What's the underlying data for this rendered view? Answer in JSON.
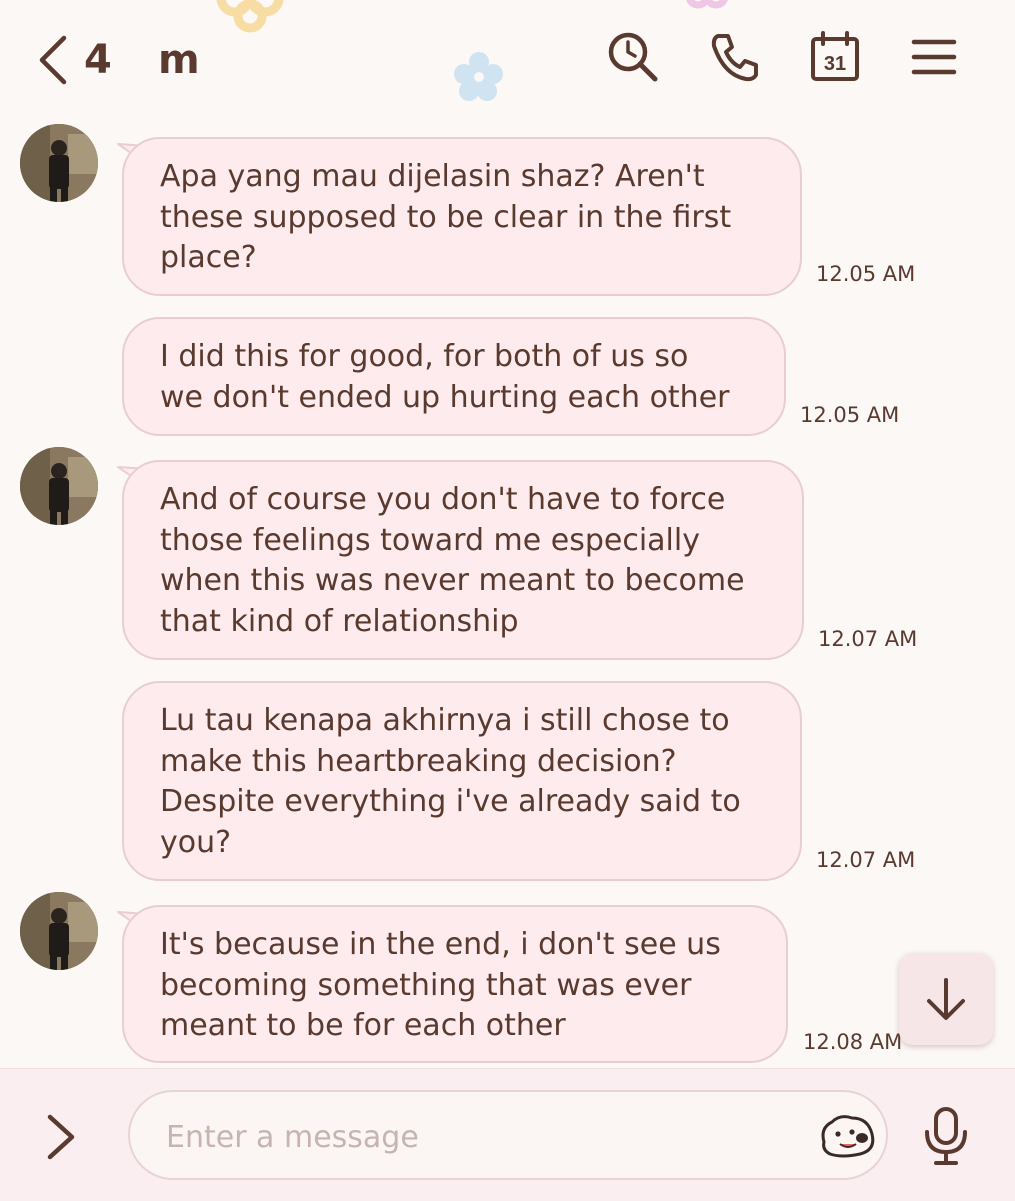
{
  "header": {
    "unread_count": "4",
    "chat_name": "m",
    "icons": [
      "back-chevron-icon",
      "search-icon",
      "phone-icon",
      "calendar-icon",
      "menu-icon"
    ],
    "calendar_day": "31"
  },
  "messages": [
    {
      "text": "Apa yang mau dijelasin shaz? Aren't\nthese supposed to be clear in the first\nplace?",
      "time": "12.05 AM",
      "has_avatar": true
    },
    {
      "text": "I did this for good, for both of us so\nwe don't ended up hurting each other",
      "time": "12.05 AM",
      "has_avatar": false
    },
    {
      "text": "And of course you don't have to force\nthose feelings toward me especially\nwhen this was never meant to become\nthat kind of relationship",
      "time": "12.07 AM",
      "has_avatar": true
    },
    {
      "text": "Lu tau kenapa akhirnya i still chose to\nmake this heartbreaking decision?\nDespite everything i've already said to\nyou?",
      "time": "12.07 AM",
      "has_avatar": false
    },
    {
      "text": "It's because in the end, i don't see us\nbecoming something that was ever\nmeant to be for each other",
      "time": "12.08 AM",
      "has_avatar": true
    }
  ],
  "input": {
    "placeholder": "Enter a message",
    "value": ""
  },
  "colors": {
    "text": "#5a3a2e",
    "bubble": "#fdebed",
    "bubble_border": "#e9cdd2",
    "background": "#fbf8f6",
    "input_bar": "#fbeef0"
  }
}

THE PROBLEM: Every line of the data should be copied as it stands, without the images.

RESPONSE:
What's the underlying data for this rendered view? Answer in JSON.
{
  "header": {
    "unread_count": "4",
    "chat_name": "m",
    "icons": [
      "back-chevron-icon",
      "search-icon",
      "phone-icon",
      "calendar-icon",
      "menu-icon"
    ],
    "calendar_day": "31"
  },
  "messages": [
    {
      "text": "Apa yang mau dijelasin shaz? Aren't\nthese supposed to be clear in the first\nplace?",
      "time": "12.05 AM",
      "has_avatar": true
    },
    {
      "text": "I did this for good, for both of us so\nwe don't ended up hurting each other",
      "time": "12.05 AM",
      "has_avatar": false
    },
    {
      "text": "And of course you don't have to force\nthose feelings toward me especially\nwhen this was never meant to become\nthat kind of relationship",
      "time": "12.07 AM",
      "has_avatar": true
    },
    {
      "text": "Lu tau kenapa akhirnya i still chose to\nmake this heartbreaking decision?\nDespite everything i've already said to\nyou?",
      "time": "12.07 AM",
      "has_avatar": false
    },
    {
      "text": "It's because in the end, i don't see us\nbecoming something that was ever\nmeant to be for each other",
      "time": "12.08 AM",
      "has_avatar": true
    }
  ],
  "input": {
    "placeholder": "Enter a message",
    "value": ""
  },
  "colors": {
    "text": "#5a3a2e",
    "bubble": "#fdebed",
    "bubble_border": "#e9cdd2",
    "background": "#fbf8f6",
    "input_bar": "#fbeef0"
  }
}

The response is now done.